• Listing
Start
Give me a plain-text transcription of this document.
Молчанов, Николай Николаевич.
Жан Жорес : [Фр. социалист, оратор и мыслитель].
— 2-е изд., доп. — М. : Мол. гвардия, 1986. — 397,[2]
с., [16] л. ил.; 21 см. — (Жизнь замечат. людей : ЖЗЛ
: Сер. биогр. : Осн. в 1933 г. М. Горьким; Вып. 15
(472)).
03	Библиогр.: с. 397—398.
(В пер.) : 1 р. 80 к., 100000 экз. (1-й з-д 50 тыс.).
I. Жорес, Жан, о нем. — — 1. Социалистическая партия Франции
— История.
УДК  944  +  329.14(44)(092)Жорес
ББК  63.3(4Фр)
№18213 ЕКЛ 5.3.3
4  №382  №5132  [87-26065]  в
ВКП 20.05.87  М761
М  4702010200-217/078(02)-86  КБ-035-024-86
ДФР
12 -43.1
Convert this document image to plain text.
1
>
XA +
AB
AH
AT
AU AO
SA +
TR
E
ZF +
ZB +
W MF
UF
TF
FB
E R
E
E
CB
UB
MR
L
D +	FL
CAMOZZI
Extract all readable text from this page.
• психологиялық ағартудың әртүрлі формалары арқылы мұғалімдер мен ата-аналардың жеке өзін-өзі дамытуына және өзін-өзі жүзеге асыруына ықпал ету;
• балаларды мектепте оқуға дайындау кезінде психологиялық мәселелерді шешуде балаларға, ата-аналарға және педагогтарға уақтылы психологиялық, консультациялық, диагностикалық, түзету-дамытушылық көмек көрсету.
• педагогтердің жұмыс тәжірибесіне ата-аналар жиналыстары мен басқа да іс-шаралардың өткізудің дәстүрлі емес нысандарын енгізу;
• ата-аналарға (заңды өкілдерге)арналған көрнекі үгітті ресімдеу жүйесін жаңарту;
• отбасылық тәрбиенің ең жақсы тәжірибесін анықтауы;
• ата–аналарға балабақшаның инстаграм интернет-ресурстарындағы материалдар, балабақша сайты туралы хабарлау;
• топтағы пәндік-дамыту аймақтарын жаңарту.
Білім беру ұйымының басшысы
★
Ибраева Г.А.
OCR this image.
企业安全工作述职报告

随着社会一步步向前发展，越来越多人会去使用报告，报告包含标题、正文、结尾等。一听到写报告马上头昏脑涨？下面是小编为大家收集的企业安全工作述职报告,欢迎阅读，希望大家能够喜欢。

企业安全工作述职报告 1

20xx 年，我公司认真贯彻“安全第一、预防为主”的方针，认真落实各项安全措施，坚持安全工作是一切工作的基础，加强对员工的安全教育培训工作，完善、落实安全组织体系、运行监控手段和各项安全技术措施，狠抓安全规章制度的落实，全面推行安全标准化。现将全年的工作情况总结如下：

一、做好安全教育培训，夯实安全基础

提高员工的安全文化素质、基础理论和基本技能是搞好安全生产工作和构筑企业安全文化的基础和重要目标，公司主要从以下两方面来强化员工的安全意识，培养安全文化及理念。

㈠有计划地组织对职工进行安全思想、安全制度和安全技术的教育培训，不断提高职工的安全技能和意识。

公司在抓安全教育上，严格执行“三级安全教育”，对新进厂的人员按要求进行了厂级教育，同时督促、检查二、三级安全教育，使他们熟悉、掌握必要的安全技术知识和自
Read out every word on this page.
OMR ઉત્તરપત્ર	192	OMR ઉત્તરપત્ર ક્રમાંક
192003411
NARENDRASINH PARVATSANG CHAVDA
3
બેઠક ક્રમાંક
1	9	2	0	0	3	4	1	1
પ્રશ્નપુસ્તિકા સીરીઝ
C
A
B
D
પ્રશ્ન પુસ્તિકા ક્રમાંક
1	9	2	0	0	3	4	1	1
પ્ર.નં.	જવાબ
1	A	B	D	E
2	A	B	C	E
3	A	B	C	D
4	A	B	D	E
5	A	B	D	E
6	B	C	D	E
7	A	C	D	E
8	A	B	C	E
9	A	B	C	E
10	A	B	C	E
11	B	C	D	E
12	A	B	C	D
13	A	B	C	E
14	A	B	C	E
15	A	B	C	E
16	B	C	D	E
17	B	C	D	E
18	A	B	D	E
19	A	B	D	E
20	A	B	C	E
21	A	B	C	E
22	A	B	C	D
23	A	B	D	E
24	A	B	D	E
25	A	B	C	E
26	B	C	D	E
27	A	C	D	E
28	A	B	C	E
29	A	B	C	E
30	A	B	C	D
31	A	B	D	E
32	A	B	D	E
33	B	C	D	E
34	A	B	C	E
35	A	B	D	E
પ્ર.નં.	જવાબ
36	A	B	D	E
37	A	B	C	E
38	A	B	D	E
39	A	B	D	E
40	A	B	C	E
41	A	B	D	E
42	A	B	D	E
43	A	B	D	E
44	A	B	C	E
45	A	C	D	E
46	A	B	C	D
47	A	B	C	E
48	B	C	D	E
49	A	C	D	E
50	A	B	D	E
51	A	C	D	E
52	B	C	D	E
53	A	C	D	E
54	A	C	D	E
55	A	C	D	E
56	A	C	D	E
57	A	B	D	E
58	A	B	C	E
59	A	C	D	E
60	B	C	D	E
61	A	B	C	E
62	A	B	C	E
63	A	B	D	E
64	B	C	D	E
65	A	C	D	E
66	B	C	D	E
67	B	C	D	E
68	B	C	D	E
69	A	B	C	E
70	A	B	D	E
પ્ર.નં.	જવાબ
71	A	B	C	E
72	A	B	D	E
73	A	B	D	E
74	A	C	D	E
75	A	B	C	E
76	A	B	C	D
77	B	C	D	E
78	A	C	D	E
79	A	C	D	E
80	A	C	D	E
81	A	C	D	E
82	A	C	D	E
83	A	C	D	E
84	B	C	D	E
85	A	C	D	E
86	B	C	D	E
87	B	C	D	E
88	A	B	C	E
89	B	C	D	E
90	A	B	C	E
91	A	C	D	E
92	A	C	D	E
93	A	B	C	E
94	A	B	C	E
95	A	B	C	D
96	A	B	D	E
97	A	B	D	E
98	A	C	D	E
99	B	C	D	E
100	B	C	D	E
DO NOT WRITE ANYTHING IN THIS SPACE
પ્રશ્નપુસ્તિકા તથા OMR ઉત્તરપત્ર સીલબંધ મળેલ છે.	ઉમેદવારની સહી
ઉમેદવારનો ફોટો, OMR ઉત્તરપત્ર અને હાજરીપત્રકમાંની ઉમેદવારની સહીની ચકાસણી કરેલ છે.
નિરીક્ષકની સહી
End
Copy out the material word for word and line for line.

Give me a plain-text transcription of this document.
Молчанов, Николай Николаевич.
Жан Жорес : [Фр. социалист, оратор и мыслитель].
— 2-е изд., доп. — М. : Мол. гвардия, 1986. — 397,[2]
с., [16] л. ил.; 21 см. — (Жизнь замечат. людей : ЖЗЛ
: Сер. биогр. : Осн. в 1933 г. М. Горьким; Вып. 15
(472)).
03	Библиогр.: с. 397—398.
(В пер.) : 1 р. 80 к., 100000 экз. (1-й з-д 50 тыс.).
I. Жорес, Жан, о нем. — — 1. Социалистическая партия Франции
— История.
УДК  944  +  329.14(44)(092)Жорес
ББК  63.3(4Фр)
№18213 ЕКЛ 5.3.3
4  №382  №5132  [87-26065]  в
ВКП 20.05.87  М761
М  4702010200-217/078(02)-86  КБ-035-024-86
ДФР
12 -43.1
Convert this document image to plain text.
1
>
XA +
AB
AH
AT
AU AO
SA +
TR
E
ZF +
ZB +
W MF
UF
TF
FB
E R
E
E
CB
UB
MR
L
D +	FL
CAMOZZI
Extract all readable text from this page.
• психологиялық ағартудың әртүрлі формалары арқылы мұғалімдер мен ата-аналардың жеке өзін-өзі дамытуына және өзін-өзі жүзеге асыруына ықпал ету;
• балаларды мектепте оқуға дайындау кезінде психологиялық мәселелерді шешуде балаларға, ата-аналарға және педагогтарға уақтылы психологиялық, консультациялық, диагностикалық, түзету-дамытушылық көмек көрсету.
• педагогтердің жұмыс тәжірибесіне ата-аналар жиналыстары мен басқа да іс-шаралардың өткізудің дәстүрлі емес нысандарын енгізу;
• ата-аналарға (заңды өкілдерге)арналған көрнекі үгітті ресімдеу жүйесін жаңарту;
• отбасылық тәрбиенің ең жақсы тәжірибесін анықтауы;
• ата–аналарға балабақшаның инстаграм интернет-ресурстарындағы материалдар, балабақша сайты туралы хабарлау;
• топтағы пәндік-дамыту аймақтарын жаңарту.
Білім беру ұйымының басшысы
★
Ибраева Г.А.
OCR this image.
企业安全工作述职报告

随着社会一步步向前发展，越来越多人会去使用报告，报告包含标题、正文、结尾等。一听到写报告马上头昏脑涨？下面是小编为大家收集的企业安全工作述职报告,欢迎阅读，希望大家能够喜欢。

企业安全工作述职报告 1

20xx 年，我公司认真贯彻“安全第一、预防为主”的方针，认真落实各项安全措施，坚持安全工作是一切工作的基础，加强对员工的安全教育培训工作，完善、落实安全组织体系、运行监控手段和各项安全技术措施，狠抓安全规章制度的落实，全面推行安全标准化。现将全年的工作情况总结如下：

一、做好安全教育培训，夯实安全基础

提高员工的安全文化素质、基础理论和基本技能是搞好安全生产工作和构筑企业安全文化的基础和重要目标，公司主要从以下两方面来强化员工的安全意识，培养安全文化及理念。

㈠有计划地组织对职工进行安全思想、安全制度和安全技术的教育培训，不断提高职工的安全技能和意识。

公司在抓安全教育上，严格执行“三级安全教育”，对新进厂的人员按要求进行了厂级教育，同时督促、检查二、三级安全教育，使他们熟悉、掌握必要的安全技术知识和自
Read out every word on this page.
OMR ઉત્તરપત્ર	192	OMR ઉત્તરપત્ર ક્રમાંક
192003411
NARENDRASINH PARVATSANG CHAVDA
3
બેઠક ક્રમાંક
1	9	2	0	0	3	4	1	1
પ્રશ્નપુસ્તિકા સીરીઝ
C
A
B
D
પ્રશ્ન પુસ્તિકા ક્રમાંક
1	9	2	0	0	3	4	1	1
પ્ર.નં.	જવાબ
1	A	B	D	E
2	A	B	C	E
3	A	B	C	D
4	A	B	D	E
5	A	B	D	E
6	B	C	D	E
7	A	C	D	E
8	A	B	C	E
9	A	B	C	E
10	A	B	C	E
11	B	C	D	E
12	A	B	C	D
13	A	B	C	E
14	A	B	C	E
15	A	B	C	E
16	B	C	D	E
17	B	C	D	E
18	A	B	D	E
19	A	B	D	E
20	A	B	C	E
21	A	B	C	E
22	A	B	C	D
23	A	B	D	E
24	A	B	D	E
25	A	B	C	E
26	B	C	D	E
27	A	C	D	E
28	A	B	C	E
29	A	B	C	E
30	A	B	C	D
31	A	B	D	E
32	A	B	D	E
33	B	C	D	E
34	A	B	C	E
35	A	B	D	E
પ્ર.નં.	જવાબ
36	A	B	D	E
37	A	B	C	E
38	A	B	D	E
39	A	B	D	E
40	A	B	C	E
41	A	B	D	E
42	A	B	D	E
43	A	B	D	E
44	A	B	C	E
45	A	C	D	E
46	A	B	C	D
47	A	B	C	E
48	B	C	D	E
49	A	C	D	E
50	A	B	D	E
51	A	C	D	E
52	B	C	D	E
53	A	C	D	E
54	A	C	D	E
55	A	C	D	E
56	A	C	D	E
57	A	B	D	E
58	A	B	C	E
59	A	C	D	E
60	B	C	D	E
61	A	B	C	E
62	A	B	C	E
63	A	B	D	E
64	B	C	D	E
65	A	C	D	E
66	B	C	D	E
67	B	C	D	E
68	B	C	D	E
69	A	B	C	E
70	A	B	D	E
પ્ર.નં.	જવાબ
71	A	B	C	E
72	A	B	D	E
73	A	B	D	E
74	A	C	D	E
75	A	B	C	E
76	A	B	C	D
77	B	C	D	E
78	A	C	D	E
79	A	C	D	E
80	A	C	D	E
81	A	C	D	E
82	A	C	D	E
83	A	C	D	E
84	B	C	D	E
85	A	C	D	E
86	B	C	D	E
87	B	C	D	E
88	A	B	C	E
89	B	C	D	E
90	A	B	C	E
91	A	C	D	E
92	A	C	D	E
93	A	B	C	E
94	A	B	C	E
95	A	B	C	D
96	A	B	D	E
97	A	B	D	E
98	A	C	D	E
99	B	C	D	E
100	B	C	D	E
DO NOT WRITE ANYTHING IN THIS SPACE
પ્રશ્નપુસ્તિકા તથા OMR ઉત્તરપત્ર સીલબંધ મળેલ છે.	ઉમેદવારની સહી
ઉમેદવારનો ફોટો, OMR ઉત્તરપત્ર અને હાજરીપત્રકમાંની ઉમેદવારની સહીની ચકાસણી કરેલ છે.
નિરીક્ષકની સહી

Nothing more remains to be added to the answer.